Rows from a figure dataset
+++++

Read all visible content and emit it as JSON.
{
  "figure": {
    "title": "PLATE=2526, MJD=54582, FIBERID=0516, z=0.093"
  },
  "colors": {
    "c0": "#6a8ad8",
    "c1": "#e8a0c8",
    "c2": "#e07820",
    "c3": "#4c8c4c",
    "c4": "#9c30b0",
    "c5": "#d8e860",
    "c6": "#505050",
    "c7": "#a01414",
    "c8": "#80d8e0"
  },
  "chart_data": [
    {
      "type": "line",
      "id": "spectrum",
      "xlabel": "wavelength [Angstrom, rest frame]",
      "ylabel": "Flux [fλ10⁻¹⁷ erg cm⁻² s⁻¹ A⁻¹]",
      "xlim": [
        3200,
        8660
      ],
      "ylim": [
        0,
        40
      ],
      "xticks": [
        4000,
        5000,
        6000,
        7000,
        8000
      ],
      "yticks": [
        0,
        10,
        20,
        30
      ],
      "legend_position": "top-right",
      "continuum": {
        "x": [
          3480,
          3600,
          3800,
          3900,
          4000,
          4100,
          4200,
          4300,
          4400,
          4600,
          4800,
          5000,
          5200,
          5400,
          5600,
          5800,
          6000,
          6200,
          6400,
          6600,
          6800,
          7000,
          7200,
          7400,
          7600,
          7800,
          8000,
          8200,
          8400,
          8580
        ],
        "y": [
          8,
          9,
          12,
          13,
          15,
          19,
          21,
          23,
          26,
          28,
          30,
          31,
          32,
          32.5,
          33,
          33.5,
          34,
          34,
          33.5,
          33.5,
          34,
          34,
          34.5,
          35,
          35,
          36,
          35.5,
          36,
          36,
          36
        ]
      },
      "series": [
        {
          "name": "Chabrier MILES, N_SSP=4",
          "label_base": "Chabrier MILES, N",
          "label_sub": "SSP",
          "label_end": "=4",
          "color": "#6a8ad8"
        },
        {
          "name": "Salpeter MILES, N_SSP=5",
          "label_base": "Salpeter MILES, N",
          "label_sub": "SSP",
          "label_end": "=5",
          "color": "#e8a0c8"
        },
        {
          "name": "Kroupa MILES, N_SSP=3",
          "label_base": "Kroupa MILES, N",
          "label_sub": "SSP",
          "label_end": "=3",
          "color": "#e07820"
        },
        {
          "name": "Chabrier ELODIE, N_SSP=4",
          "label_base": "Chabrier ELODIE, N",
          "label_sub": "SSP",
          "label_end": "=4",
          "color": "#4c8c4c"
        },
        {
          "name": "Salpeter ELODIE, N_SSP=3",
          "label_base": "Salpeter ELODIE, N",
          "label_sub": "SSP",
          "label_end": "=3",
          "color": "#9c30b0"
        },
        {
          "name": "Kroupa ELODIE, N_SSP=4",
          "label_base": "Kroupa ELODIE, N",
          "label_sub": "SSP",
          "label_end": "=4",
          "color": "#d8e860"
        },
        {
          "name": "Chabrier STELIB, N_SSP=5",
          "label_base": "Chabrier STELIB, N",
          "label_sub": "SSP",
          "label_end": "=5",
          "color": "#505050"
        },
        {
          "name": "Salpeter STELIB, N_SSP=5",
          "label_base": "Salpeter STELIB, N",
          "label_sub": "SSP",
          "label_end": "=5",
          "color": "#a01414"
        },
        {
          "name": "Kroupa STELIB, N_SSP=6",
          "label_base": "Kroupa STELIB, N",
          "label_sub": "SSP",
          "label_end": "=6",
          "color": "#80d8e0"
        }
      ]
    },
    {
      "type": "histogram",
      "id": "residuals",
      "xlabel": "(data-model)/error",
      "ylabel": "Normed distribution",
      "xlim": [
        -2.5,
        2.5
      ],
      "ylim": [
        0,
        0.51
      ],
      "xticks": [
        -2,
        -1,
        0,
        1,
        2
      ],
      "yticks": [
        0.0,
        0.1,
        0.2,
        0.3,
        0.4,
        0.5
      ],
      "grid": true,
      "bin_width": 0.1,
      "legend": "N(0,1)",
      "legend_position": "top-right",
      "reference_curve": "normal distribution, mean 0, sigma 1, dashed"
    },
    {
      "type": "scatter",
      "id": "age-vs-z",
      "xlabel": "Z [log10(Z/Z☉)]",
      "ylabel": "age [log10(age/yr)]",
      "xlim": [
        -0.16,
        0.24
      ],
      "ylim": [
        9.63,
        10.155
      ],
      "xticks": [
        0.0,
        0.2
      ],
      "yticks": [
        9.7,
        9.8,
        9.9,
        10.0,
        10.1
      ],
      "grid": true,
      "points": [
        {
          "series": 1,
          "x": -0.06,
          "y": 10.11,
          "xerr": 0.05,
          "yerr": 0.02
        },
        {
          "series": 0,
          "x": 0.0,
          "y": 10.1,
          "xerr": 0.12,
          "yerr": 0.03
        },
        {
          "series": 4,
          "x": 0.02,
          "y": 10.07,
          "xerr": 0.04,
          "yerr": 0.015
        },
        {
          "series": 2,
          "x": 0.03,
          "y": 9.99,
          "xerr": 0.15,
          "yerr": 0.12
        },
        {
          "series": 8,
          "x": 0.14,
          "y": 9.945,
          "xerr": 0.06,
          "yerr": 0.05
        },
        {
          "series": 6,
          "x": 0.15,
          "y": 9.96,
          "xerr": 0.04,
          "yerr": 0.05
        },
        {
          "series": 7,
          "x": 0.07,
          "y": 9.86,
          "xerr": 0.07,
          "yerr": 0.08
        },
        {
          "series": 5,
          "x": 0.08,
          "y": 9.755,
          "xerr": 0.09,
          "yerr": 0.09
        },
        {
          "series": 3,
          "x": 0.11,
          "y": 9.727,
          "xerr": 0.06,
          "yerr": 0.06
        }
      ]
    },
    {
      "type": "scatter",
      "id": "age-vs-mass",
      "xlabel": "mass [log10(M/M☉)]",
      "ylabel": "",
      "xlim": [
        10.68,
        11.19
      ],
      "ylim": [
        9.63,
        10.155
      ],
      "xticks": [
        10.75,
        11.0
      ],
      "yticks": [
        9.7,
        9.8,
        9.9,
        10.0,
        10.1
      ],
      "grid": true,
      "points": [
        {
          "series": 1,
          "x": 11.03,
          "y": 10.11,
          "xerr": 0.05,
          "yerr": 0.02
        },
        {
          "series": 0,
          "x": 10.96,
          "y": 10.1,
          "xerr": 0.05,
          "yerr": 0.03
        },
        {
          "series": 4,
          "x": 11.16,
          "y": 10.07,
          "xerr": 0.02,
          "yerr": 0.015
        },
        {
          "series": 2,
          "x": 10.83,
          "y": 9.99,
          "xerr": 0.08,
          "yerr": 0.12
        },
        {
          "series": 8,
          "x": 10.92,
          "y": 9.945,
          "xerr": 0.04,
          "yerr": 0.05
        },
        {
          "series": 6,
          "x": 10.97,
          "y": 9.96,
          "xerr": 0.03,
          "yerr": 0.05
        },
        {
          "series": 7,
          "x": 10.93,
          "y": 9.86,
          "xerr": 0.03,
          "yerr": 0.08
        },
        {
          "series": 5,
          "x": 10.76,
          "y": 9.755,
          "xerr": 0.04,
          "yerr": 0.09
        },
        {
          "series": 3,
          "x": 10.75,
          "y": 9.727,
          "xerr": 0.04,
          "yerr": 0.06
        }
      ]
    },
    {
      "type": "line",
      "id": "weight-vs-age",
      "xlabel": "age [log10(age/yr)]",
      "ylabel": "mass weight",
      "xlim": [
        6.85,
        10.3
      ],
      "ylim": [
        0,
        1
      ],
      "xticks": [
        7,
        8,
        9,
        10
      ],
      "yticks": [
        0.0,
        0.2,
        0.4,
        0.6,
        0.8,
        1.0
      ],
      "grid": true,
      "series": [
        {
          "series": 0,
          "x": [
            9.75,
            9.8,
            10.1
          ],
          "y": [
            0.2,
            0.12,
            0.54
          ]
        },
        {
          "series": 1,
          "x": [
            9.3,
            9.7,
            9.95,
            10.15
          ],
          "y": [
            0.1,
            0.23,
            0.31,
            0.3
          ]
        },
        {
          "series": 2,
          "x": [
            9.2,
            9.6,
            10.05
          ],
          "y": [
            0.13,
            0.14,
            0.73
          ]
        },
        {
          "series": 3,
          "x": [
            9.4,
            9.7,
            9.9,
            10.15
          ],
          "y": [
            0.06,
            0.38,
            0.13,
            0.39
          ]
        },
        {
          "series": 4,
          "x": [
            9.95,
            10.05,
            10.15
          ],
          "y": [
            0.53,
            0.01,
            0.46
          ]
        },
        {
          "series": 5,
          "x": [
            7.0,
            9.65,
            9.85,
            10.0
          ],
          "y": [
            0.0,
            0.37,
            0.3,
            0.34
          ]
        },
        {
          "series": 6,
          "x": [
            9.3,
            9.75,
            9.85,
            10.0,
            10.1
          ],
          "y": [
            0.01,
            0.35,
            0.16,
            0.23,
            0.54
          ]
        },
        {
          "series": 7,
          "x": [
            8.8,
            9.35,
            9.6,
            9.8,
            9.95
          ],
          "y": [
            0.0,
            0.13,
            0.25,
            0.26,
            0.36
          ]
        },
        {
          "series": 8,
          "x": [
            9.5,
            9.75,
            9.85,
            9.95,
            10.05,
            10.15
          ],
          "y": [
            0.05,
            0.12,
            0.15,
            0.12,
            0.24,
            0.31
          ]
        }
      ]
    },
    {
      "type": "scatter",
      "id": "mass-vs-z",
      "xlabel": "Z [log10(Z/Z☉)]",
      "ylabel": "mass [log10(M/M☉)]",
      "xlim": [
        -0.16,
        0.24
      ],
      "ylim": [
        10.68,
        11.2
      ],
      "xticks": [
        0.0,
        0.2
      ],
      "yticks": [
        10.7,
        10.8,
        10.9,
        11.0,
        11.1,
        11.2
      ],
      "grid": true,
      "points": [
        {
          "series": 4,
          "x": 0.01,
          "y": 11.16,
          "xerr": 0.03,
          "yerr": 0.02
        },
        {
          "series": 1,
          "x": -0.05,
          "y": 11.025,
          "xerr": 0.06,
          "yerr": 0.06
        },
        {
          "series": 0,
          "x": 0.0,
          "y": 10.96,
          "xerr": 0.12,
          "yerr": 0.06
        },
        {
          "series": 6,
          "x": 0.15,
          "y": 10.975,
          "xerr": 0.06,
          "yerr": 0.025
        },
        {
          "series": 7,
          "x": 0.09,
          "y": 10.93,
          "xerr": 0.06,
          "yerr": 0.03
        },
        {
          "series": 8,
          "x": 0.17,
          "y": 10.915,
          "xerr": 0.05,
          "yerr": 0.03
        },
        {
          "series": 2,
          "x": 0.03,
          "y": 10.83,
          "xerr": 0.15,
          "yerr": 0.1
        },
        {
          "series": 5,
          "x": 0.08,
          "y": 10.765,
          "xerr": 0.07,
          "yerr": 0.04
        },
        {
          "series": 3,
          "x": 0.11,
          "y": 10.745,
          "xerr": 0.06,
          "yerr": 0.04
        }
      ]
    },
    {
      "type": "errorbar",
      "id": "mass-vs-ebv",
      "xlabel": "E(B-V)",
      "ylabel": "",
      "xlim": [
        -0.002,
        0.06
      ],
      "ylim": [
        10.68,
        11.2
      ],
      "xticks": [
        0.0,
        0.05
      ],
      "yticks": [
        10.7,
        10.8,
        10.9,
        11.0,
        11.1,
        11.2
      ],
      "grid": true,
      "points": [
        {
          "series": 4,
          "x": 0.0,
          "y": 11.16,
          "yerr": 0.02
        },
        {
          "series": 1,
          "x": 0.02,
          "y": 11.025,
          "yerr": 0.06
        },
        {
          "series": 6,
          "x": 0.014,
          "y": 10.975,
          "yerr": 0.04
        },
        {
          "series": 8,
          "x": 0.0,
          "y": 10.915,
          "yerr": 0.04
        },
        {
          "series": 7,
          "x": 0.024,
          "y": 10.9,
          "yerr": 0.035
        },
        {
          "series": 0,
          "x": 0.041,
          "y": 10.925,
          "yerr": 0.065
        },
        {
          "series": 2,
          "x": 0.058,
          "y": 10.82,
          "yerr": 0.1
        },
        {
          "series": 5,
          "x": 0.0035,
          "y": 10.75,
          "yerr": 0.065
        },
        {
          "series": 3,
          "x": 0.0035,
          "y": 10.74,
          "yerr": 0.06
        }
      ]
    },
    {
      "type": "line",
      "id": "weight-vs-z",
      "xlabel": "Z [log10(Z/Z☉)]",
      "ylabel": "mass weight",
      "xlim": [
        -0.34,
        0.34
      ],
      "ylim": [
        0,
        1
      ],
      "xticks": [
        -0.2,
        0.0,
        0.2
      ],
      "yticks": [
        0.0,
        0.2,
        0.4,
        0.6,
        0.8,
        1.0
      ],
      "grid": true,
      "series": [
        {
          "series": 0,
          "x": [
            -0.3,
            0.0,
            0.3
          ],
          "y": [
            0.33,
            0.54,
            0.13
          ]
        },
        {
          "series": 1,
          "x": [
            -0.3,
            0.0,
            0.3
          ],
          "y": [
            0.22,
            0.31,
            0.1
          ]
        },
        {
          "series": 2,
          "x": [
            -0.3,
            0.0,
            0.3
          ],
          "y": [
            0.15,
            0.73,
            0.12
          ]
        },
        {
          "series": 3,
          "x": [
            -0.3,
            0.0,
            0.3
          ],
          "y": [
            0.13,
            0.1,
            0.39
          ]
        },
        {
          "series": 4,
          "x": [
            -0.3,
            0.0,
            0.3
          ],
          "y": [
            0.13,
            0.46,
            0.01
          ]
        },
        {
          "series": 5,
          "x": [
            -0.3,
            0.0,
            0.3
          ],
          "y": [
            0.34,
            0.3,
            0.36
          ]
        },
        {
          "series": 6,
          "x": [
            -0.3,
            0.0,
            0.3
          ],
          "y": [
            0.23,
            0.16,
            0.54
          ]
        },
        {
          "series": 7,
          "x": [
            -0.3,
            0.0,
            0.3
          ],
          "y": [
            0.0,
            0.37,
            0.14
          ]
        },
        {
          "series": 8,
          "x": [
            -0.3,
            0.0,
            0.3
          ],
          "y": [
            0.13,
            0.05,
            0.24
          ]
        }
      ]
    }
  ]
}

+++++

** WHAT IS REQUIRED **
From the data above, gather every line that includes the word "Chabrier".

** RESPONSE TO THE EXERCISE **
          "name": "Chabrier MILES, N_SSP=4",
          "label_base": "Chabrier MILES, N",
          "name": "Chabrier ELODIE, N_SSP=4",
          "label_base": "Chabrier ELODIE, N",
          "name": "Chabrier STELIB, N_SSP=5",
          "label_base": "Chabrier STELIB, N",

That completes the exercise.